┌─ Provided data

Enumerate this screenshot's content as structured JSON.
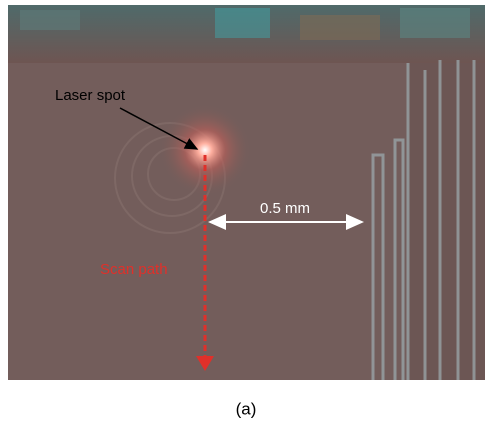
{
  "annotations": {
    "laser_spot": "Laser spot",
    "scale": "0.5 mm",
    "scan_path": "Scan path"
  },
  "caption": "(a)"
}
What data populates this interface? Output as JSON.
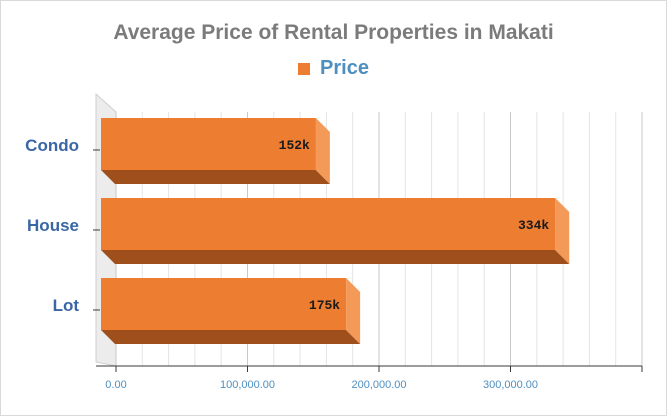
{
  "chart_data": {
    "type": "bar",
    "orientation": "horizontal",
    "title": "Average Price of Rental Properties in Makati",
    "categories": [
      "Condo",
      "House",
      "Lot"
    ],
    "series": [
      {
        "name": "Price",
        "values": [
          152000,
          334000,
          175000
        ]
      }
    ],
    "data_labels": [
      "152k",
      "334k",
      "175k"
    ],
    "xlim": [
      0,
      400000
    ],
    "x_ticks": [
      0,
      100000,
      200000,
      300000
    ],
    "x_tick_labels": [
      "0.00",
      "100,000.00",
      "200,000.00",
      "300,000.00"
    ],
    "grid": true,
    "legend_position": "top",
    "colors": {
      "bar": "#ed7d31",
      "bar_side": "#f39a58",
      "bar_bottom": "#9e4f1c",
      "category_label": "#3a66a6",
      "tick_label": "#4f8fbf",
      "legend_text": "#4f8fbf",
      "title": "#7b7b7b"
    }
  }
}
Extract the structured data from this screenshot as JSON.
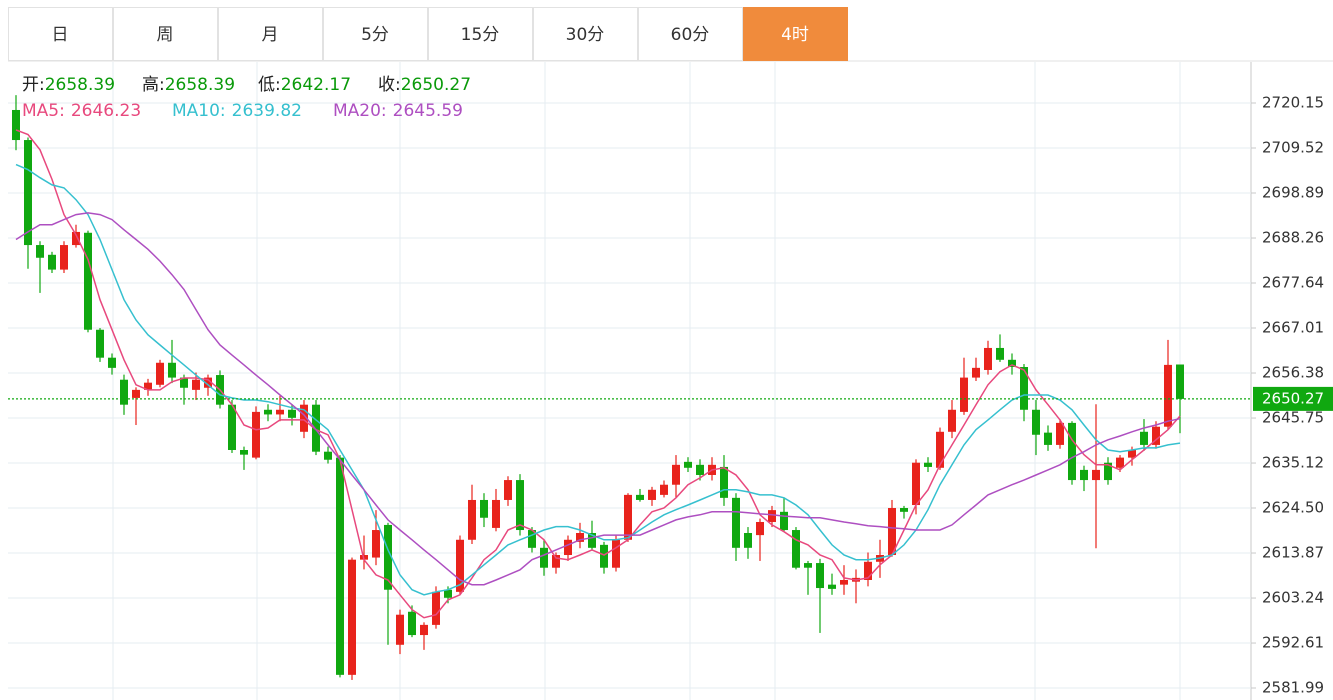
{
  "chart_data": {
    "type": "candlestick",
    "tabs": [
      "日",
      "周",
      "月",
      "5分",
      "15分",
      "30分",
      "60分",
      "4时"
    ],
    "active_tab_index": 7,
    "info": [
      {
        "label": "开:",
        "value": 2658.39
      },
      {
        "label": "高:",
        "value": 2658.39
      },
      {
        "label": "低:",
        "value": 2642.17
      },
      {
        "label": "收:",
        "value": 2650.27
      }
    ],
    "up_color": "#e8231c",
    "down_color": "#10a810",
    "last_price_color": "#10a810",
    "open": [
      2718.5,
      2711.4,
      2686.6,
      2684.3,
      2680.8,
      2686.6,
      2689.5,
      2666.6,
      2660.0,
      2654.8,
      2650.5,
      2652.4,
      2653.6,
      2658.8,
      2655.3,
      2652.4,
      2652.9,
      2655.9,
      2648.9,
      2638.2,
      2636.4,
      2647.7,
      2646.6,
      2647.7,
      2642.5,
      2648.9,
      2637.8,
      2636.4,
      2585.1,
      2612.3,
      2612.8,
      2620.5,
      2592.2,
      2600.0,
      2594.5,
      2596.9,
      2605.2,
      2604.7,
      2617.0,
      2626.4,
      2619.8,
      2626.4,
      2631.1,
      2619.3,
      2615.1,
      2610.4,
      2613.4,
      2616.5,
      2618.6,
      2615.8,
      2610.4,
      2617.0,
      2627.6,
      2626.4,
      2627.6,
      2630.0,
      2635.4,
      2634.7,
      2632.3,
      2634.2,
      2626.9,
      2618.6,
      2618.1,
      2621.2,
      2623.6,
      2619.3,
      2611.5,
      2611.5,
      2606.4,
      2606.4,
      2607.1,
      2607.5,
      2611.8,
      2613.4,
      2624.5,
      2625.2,
      2635.2,
      2634.0,
      2642.5,
      2647.2,
      2655.3,
      2657.1,
      2662.3,
      2659.5,
      2657.8,
      2647.7,
      2642.3,
      2639.4,
      2644.6,
      2633.5,
      2631.1,
      2635.2,
      2634.0,
      2636.4,
      2642.5,
      2639.4,
      2643.7,
      2658.39
    ],
    "high": [
      2722,
      2712,
      2687.5,
      2685,
      2687.5,
      2691.4,
      2690,
      2667,
      2661,
      2656,
      2653,
      2655,
      2659.5,
      2664.2,
      2656,
      2656.5,
      2656,
      2657,
      2650,
      2639,
      2648.5,
      2649,
      2651,
      2649,
      2650,
      2650,
      2639,
      2637,
      2612.8,
      2618,
      2624,
      2621,
      2600.5,
      2601.5,
      2597.5,
      2606,
      2606,
      2618,
      2630,
      2628,
      2629,
      2632,
      2632.5,
      2620,
      2617,
      2614,
      2618,
      2621,
      2621.5,
      2616.5,
      2618,
      2628,
      2629,
      2629.5,
      2631,
      2637,
      2636.5,
      2636,
      2636.5,
      2637,
      2628,
      2620,
      2622,
      2625,
      2627,
      2620,
      2612,
      2612.5,
      2609,
      2611,
      2610,
      2614,
      2617,
      2626.4,
      2625,
      2636,
      2636.5,
      2643.5,
      2650,
      2660,
      2660,
      2664,
      2665.5,
      2661,
      2658.5,
      2650,
      2644,
      2645.5,
      2645,
      2634.5,
      2649,
      2636.5,
      2637,
      2639,
      2645.5,
      2645,
      2664.2,
      2658.39
    ],
    "low": [
      2709,
      2681,
      2675.3,
      2680,
      2680,
      2686,
      2666,
      2659,
      2656,
      2646.5,
      2644.1,
      2651,
      2653,
      2654,
      2648.9,
      2650,
      2651,
      2648,
      2637.5,
      2633.5,
      2636,
      2645,
      2645,
      2644,
      2641,
      2637,
      2635,
      2584.5,
      2583.9,
      2610,
      2611,
      2592.2,
      2590,
      2594,
      2591,
      2596,
      2602,
      2604,
      2616,
      2620,
      2619,
      2625,
      2618,
      2614,
      2608.5,
      2609,
      2612,
      2615,
      2614.5,
      2609,
      2609.5,
      2616.5,
      2626,
      2625,
      2627,
      2627,
      2633,
      2631,
      2631,
      2625,
      2612,
      2612.5,
      2612,
      2620,
      2619,
      2610,
      2604,
      2595,
      2604,
      2604,
      2602,
      2606,
      2608,
      2613,
      2622,
      2623,
      2633,
      2633.5,
      2641,
      2646.5,
      2654.5,
      2656,
      2659,
      2656,
      2645,
      2637,
      2638,
      2638.5,
      2630,
      2628.5,
      2615,
      2630,
      2633,
      2634.5,
      2638,
      2638.5,
      2643,
      2642.17
    ],
    "close": [
      2711.4,
      2686.6,
      2683.6,
      2680.8,
      2686.6,
      2689.7,
      2666.6,
      2660.0,
      2657.6,
      2648.9,
      2652.4,
      2654.1,
      2658.8,
      2655.3,
      2652.9,
      2654.8,
      2655.3,
      2648.9,
      2638.2,
      2637.1,
      2647.2,
      2646.6,
      2647.7,
      2645.8,
      2648.9,
      2637.8,
      2635.9,
      2585.1,
      2612.3,
      2613.4,
      2619.3,
      2605.2,
      2599.3,
      2594.5,
      2596.9,
      2604.7,
      2603.3,
      2617.0,
      2626.4,
      2622.2,
      2626.4,
      2631.1,
      2619.3,
      2615.1,
      2610.4,
      2613.4,
      2617.0,
      2618.6,
      2615.1,
      2610.4,
      2617.0,
      2627.6,
      2626.4,
      2628.8,
      2630.0,
      2634.7,
      2634.0,
      2632.3,
      2634.7,
      2626.9,
      2615.1,
      2615.1,
      2621.2,
      2624.0,
      2619.3,
      2610.4,
      2610.4,
      2605.6,
      2605.4,
      2607.5,
      2608.0,
      2611.8,
      2613.4,
      2624.5,
      2623.6,
      2635.2,
      2634.2,
      2642.5,
      2647.7,
      2655.3,
      2657.6,
      2662.3,
      2659.5,
      2657.8,
      2647.7,
      2641.8,
      2639.4,
      2644.6,
      2631.1,
      2631.1,
      2633.5,
      2631.1,
      2636.4,
      2638.2,
      2639.4,
      2643.7,
      2658.3,
      2650.27
    ],
    "series": [
      {
        "name": "MA5:",
        "color": "#e8497e",
        "current": 2646.23,
        "values": [
          2713.8,
          2712.7,
          2709.1,
          2702.1,
          2693.8,
          2689.0,
          2683.2,
          2673.7,
          2666.6,
          2659.5,
          2653.6,
          2652.4,
          2652.4,
          2654.3,
          2655.2,
          2655.2,
          2654.8,
          2652.4,
          2648.9,
          2644.1,
          2643.0,
          2643.4,
          2645.3,
          2645.3,
          2645.3,
          2643.0,
          2641.8,
          2635.9,
          2624.1,
          2612.3,
          2608.7,
          2607.5,
          2604.0,
          2600.5,
          2598.6,
          2599.3,
          2602.8,
          2604.0,
          2608.0,
          2612.3,
          2614.6,
          2619.3,
          2620.5,
          2619.3,
          2617.0,
          2612.7,
          2612.3,
          2613.4,
          2614.6,
          2613.4,
          2615.1,
          2617.0,
          2620.5,
          2623.6,
          2624.5,
          2626.9,
          2630.0,
          2631.6,
          2633.5,
          2634.0,
          2632.3,
          2628.8,
          2622.9,
          2620.5,
          2618.9,
          2617.0,
          2615.8,
          2613.4,
          2612.3,
          2608.0,
          2607.5,
          2608.0,
          2611.1,
          2613.4,
          2619.3,
          2625.2,
          2628.8,
          2634.7,
          2639.4,
          2644.1,
          2648.9,
          2653.6,
          2656.7,
          2658.3,
          2657.1,
          2652.4,
          2648.9,
          2645.3,
          2640.6,
          2637.1,
          2634.7,
          2634.7,
          2633.5,
          2635.9,
          2638.2,
          2640.6,
          2643.0,
          2646.23
        ]
      },
      {
        "name": "MA10:",
        "color": "#36c0cf",
        "current": 2639.82,
        "values": [
          2705.6,
          2704.4,
          2702.5,
          2700.8,
          2700.1,
          2697.3,
          2693.8,
          2687.9,
          2680.8,
          2673.7,
          2668.9,
          2665.4,
          2663.0,
          2660.6,
          2658.3,
          2655.9,
          2653.6,
          2651.2,
          2650.5,
          2650.0,
          2650.0,
          2649.6,
          2648.9,
          2648.2,
          2647.7,
          2645.3,
          2643.0,
          2638.2,
          2633.5,
          2628.8,
          2621.7,
          2614.6,
          2608.7,
          2605.2,
          2604.0,
          2604.7,
          2605.2,
          2606.4,
          2608.7,
          2611.1,
          2613.4,
          2615.8,
          2617.0,
          2618.1,
          2619.3,
          2620.1,
          2620.1,
          2619.3,
          2618.1,
          2617.0,
          2617.0,
          2617.5,
          2619.3,
          2621.2,
          2622.9,
          2624.1,
          2625.2,
          2626.4,
          2627.6,
          2628.8,
          2628.8,
          2628.3,
          2627.6,
          2627.6,
          2626.9,
          2625.2,
          2622.9,
          2619.3,
          2615.8,
          2613.4,
          2612.3,
          2612.3,
          2612.7,
          2613.4,
          2615.8,
          2619.3,
          2624.1,
          2630.0,
          2634.7,
          2639.4,
          2643.0,
          2645.3,
          2647.7,
          2650.0,
          2651.2,
          2651.2,
          2651.2,
          2650.0,
          2647.7,
          2644.1,
          2640.6,
          2638.2,
          2637.8,
          2638.2,
          2638.7,
          2638.7,
          2639.4,
          2639.82
        ]
      },
      {
        "name": "MA20:",
        "color": "#ae4fc1",
        "current": 2645.59,
        "values": [
          2687.9,
          2689.7,
          2691.4,
          2691.4,
          2692.6,
          2693.8,
          2694.2,
          2693.8,
          2692.6,
          2690.2,
          2687.9,
          2685.6,
          2682.8,
          2679.6,
          2676.1,
          2671.3,
          2666.6,
          2663.0,
          2660.6,
          2658.3,
          2655.9,
          2653.6,
          2651.2,
          2648.9,
          2646.5,
          2643.0,
          2639.4,
          2635.9,
          2632.3,
          2628.8,
          2625.2,
          2621.7,
          2619.3,
          2617.0,
          2614.6,
          2612.3,
          2609.9,
          2607.5,
          2606.4,
          2606.4,
          2607.5,
          2608.7,
          2609.9,
          2612.3,
          2613.4,
          2614.6,
          2615.8,
          2617.0,
          2617.5,
          2618.1,
          2618.1,
          2618.1,
          2618.1,
          2619.3,
          2620.5,
          2621.7,
          2622.4,
          2622.9,
          2623.6,
          2623.6,
          2623.6,
          2623.4,
          2623.1,
          2622.9,
          2622.6,
          2622.4,
          2622.2,
          2622.2,
          2621.7,
          2621.2,
          2620.8,
          2620.3,
          2620.1,
          2619.8,
          2619.6,
          2619.3,
          2619.3,
          2619.3,
          2620.5,
          2622.9,
          2625.2,
          2627.6,
          2628.8,
          2630.0,
          2631.1,
          2632.3,
          2633.5,
          2634.7,
          2636.4,
          2637.8,
          2639.4,
          2640.6,
          2641.5,
          2642.5,
          2643.4,
          2644.1,
          2645.0,
          2645.59
        ]
      }
    ],
    "ylim": [
      2579.16,
      2729.83
    ],
    "yticks": [
      2720.15,
      2709.52,
      2698.89,
      2688.26,
      2677.64,
      2667.01,
      2656.38,
      2645.75,
      2635.12,
      {
        "value": 2624.5,
        "label": "2624.50"
      },
      2613.87,
      2603.24,
      2592.61,
      2581.99
    ],
    "grid": true
  }
}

└─

- The request: Copy each line from the records above that includes the string "current".

- Completed exercise:
        "current": 2646.23,
        "current": 2639.82,
        "current": 2645.59,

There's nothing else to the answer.